⟨

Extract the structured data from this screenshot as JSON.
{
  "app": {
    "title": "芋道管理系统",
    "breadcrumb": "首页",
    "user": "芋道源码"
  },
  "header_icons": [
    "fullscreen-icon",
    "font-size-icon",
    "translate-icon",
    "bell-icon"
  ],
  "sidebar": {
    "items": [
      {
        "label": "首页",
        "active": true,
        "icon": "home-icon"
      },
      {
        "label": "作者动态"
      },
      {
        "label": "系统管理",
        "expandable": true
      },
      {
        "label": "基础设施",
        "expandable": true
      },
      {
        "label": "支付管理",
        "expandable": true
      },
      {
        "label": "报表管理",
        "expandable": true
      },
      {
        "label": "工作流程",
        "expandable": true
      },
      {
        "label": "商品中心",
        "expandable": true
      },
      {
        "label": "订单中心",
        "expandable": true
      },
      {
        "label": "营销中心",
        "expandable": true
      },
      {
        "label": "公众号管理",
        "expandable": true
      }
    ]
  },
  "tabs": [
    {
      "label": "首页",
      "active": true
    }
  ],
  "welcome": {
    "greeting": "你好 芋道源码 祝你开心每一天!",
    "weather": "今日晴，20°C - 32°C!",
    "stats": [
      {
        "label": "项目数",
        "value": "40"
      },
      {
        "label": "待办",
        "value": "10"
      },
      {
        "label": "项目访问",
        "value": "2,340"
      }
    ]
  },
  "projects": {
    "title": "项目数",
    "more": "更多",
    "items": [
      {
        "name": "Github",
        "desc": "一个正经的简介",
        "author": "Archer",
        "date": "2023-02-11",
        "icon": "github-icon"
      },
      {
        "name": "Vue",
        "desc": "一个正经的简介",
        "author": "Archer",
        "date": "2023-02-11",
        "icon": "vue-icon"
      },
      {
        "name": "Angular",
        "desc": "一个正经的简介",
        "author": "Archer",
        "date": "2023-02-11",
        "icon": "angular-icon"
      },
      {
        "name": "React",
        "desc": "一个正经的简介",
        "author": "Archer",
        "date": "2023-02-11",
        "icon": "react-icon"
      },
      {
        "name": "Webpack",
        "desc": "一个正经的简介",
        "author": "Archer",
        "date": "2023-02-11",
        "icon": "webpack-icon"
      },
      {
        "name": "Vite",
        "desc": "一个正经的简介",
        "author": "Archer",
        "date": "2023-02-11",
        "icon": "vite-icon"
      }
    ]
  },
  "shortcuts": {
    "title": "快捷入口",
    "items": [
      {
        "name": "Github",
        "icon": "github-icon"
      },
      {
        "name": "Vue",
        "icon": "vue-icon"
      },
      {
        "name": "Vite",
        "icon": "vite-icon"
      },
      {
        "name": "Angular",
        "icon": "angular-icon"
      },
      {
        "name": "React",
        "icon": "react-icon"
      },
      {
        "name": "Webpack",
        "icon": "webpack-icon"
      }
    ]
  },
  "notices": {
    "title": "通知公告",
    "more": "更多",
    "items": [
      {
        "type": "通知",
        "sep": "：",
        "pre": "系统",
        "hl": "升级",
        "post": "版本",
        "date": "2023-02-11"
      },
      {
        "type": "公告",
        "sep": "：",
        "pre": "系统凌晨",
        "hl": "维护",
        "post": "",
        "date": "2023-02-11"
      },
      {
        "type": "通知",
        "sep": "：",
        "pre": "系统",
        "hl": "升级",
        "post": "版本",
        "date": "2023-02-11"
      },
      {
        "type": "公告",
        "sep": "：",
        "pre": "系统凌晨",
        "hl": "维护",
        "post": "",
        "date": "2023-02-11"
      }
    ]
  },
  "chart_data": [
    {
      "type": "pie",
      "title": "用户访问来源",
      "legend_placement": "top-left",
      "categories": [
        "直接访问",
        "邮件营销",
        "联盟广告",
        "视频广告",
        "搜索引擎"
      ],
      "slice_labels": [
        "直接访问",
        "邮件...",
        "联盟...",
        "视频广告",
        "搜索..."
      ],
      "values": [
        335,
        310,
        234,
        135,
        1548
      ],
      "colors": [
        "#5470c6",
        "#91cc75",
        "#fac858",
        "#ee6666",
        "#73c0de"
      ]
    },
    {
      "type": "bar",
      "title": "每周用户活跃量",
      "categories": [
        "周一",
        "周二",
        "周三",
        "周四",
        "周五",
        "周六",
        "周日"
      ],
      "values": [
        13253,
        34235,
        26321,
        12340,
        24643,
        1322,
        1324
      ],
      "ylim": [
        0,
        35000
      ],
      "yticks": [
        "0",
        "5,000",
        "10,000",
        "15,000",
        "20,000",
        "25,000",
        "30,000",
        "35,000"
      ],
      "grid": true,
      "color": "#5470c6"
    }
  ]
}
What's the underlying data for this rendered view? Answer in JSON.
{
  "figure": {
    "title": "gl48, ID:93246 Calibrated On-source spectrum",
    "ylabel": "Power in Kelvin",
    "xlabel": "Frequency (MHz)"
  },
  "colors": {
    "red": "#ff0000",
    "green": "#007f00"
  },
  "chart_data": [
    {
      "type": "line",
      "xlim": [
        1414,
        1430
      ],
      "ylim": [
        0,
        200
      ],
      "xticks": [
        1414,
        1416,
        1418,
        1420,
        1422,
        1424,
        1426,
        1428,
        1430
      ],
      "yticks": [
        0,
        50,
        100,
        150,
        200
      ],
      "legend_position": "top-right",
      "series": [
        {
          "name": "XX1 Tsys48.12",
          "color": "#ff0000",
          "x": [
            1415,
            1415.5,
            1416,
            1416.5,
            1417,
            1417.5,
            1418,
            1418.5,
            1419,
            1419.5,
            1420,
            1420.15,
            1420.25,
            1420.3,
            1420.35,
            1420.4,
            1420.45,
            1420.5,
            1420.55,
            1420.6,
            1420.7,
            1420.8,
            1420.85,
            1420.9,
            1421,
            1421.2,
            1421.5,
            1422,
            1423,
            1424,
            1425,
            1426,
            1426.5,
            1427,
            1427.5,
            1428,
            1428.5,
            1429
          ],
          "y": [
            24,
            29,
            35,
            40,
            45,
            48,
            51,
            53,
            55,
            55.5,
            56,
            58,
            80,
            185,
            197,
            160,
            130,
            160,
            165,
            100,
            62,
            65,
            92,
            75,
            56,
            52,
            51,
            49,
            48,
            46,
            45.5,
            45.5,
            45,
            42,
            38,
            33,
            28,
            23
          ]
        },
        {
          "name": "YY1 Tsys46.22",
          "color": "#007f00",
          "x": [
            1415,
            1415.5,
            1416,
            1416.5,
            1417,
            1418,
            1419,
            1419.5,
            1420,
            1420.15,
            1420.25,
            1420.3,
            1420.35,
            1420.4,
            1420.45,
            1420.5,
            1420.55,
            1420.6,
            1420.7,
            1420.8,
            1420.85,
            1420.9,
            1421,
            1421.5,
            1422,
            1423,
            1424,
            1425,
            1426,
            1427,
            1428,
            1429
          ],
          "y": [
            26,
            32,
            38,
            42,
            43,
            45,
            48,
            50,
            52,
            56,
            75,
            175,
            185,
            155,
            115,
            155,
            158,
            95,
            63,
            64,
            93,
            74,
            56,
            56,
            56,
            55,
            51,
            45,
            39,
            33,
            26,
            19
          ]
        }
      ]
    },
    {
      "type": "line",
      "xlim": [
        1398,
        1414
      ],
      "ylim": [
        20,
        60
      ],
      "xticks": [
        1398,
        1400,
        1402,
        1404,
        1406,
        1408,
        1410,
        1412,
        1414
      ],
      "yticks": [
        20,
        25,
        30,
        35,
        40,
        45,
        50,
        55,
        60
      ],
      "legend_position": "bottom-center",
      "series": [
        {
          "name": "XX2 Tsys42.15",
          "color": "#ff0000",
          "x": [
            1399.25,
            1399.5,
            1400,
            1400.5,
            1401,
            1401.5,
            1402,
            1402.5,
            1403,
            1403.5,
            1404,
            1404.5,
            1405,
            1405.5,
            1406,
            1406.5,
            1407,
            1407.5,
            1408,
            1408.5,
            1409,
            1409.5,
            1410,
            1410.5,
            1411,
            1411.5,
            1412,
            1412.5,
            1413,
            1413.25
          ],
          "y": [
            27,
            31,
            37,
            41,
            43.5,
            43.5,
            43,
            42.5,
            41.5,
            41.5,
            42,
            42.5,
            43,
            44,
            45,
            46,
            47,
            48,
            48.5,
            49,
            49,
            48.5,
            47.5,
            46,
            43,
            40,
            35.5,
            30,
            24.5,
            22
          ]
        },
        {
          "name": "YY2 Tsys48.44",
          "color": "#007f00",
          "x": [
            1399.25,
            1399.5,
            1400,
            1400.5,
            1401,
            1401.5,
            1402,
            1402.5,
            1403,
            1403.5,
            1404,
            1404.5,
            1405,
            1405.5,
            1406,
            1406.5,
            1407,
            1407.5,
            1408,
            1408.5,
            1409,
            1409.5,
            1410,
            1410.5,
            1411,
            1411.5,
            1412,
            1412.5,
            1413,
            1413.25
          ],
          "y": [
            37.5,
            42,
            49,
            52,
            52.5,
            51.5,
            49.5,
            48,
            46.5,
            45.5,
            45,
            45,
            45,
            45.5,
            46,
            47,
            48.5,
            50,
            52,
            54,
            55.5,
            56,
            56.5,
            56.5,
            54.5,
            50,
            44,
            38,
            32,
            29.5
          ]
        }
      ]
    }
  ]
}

⟩

Aim. Search the records for the word "JSON", then list every line that has it.

Exercise answer.
Extract the structured data from this screenshot as JSON.
What's the underlying data for this rendered view? Answer in JSON.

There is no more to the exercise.